Task statement:
Copy out all the records exactly.

Records for processing:

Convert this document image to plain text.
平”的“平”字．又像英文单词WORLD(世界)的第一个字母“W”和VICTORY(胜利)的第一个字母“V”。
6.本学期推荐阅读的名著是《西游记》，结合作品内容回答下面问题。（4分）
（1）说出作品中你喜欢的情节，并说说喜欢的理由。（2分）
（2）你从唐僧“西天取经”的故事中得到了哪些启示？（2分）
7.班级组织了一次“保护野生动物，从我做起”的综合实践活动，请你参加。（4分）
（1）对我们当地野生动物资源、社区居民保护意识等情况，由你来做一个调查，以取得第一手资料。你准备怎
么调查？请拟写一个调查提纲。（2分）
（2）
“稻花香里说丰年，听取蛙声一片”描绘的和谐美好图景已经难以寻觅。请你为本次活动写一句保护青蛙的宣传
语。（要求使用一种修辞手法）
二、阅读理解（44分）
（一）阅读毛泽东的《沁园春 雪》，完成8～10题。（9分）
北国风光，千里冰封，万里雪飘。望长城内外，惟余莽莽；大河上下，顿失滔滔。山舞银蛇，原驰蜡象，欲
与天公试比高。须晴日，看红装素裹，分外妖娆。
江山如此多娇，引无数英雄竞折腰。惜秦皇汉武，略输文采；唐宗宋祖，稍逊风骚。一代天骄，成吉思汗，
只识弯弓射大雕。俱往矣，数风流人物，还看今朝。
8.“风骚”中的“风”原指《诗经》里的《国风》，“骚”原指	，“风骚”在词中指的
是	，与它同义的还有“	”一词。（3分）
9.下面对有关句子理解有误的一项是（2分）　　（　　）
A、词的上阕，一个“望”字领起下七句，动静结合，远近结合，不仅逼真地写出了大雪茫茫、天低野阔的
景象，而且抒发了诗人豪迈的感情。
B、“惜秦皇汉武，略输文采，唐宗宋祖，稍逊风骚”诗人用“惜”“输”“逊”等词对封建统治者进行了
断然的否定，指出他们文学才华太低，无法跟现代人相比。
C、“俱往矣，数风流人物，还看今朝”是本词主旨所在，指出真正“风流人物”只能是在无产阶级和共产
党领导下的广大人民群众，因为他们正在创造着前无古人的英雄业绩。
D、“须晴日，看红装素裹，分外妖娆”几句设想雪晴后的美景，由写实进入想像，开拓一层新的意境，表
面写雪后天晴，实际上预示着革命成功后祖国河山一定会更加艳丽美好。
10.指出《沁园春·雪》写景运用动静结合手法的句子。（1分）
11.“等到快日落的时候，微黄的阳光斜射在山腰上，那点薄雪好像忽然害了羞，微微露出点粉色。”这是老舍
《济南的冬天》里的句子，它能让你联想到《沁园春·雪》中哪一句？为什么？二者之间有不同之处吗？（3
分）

Exercise response:
Convert this document image to plain text.
平”的“平”字．又像英文单词WORLD(世界)的第一个字母“W”和VICTORY(胜利)的第一个字母“V”。
6.本学期推荐阅读的名著是《西游记》，结合作品内容回答下面问题。（4分）
（1）说出作品中你喜欢的情节，并说说喜欢的理由。（2分）
（2）你从唐僧“西天取经”的故事中得到了哪些启示？（2分）
7.班级组织了一次“保护野生动物，从我做起”的综合实践活动，请你参加。（4分）
（1）对我们当地野生动物资源、社区居民保护意识等情况，由你来做一个调查，以取得第一手资料。你准备怎
么调查？请拟写一个调查提纲。（2分）
（2）
“稻花香里说丰年，听取蛙声一片”描绘的和谐美好图景已经难以寻觅。请你为本次活动写一句保护青蛙的宣传
语。（要求使用一种修辞手法）
二、阅读理解（44分）
（一）阅读毛泽东的《沁园春 雪》，完成8～10题。（9分）
北国风光，千里冰封，万里雪飘。望长城内外，惟余莽莽；大河上下，顿失滔滔。山舞银蛇，原驰蜡象，欲
与天公试比高。须晴日，看红装素裹，分外妖娆。
江山如此多娇，引无数英雄竞折腰。惜秦皇汉武，略输文采；唐宗宋祖，稍逊风骚。一代天骄，成吉思汗，
只识弯弓射大雕。俱往矣，数风流人物，还看今朝。
8.“风骚”中的“风”原指《诗经》里的《国风》，“骚”原指	，“风骚”在词中指的
是	，与它同义的还有“	”一词。（3分）
9.下面对有关句子理解有误的一项是（2分）　　（　　）
A、词的上阕，一个“望”字领起下七句，动静结合，远近结合，不仅逼真地写出了大雪茫茫、天低野阔的
景象，而且抒发了诗人豪迈的感情。
B、“惜秦皇汉武，略输文采，唐宗宋祖，稍逊风骚”诗人用“惜”“输”“逊”等词对封建统治者进行了
断然的否定，指出他们文学才华太低，无法跟现代人相比。
C、“俱往矣，数风流人物，还看今朝”是本词主旨所在，指出真正“风流人物”只能是在无产阶级和共产
党领导下的广大人民群众，因为他们正在创造着前无古人的英雄业绩。
D、“须晴日，看红装素裹，分外妖娆”几句设想雪晴后的美景，由写实进入想像，开拓一层新的意境，表
面写雪后天晴，实际上预示着革命成功后祖国河山一定会更加艳丽美好。
10.指出《沁园春·雪》写景运用动静结合手法的句子。（1分）
11.“等到快日落的时候，微黄的阳光斜射在山腰上，那点薄雪好像忽然害了羞，微微露出点粉色。”这是老舍
《济南的冬天》里的句子，它能让你联想到《沁园春·雪》中哪一句？为什么？二者之间有不同之处吗？（3
分）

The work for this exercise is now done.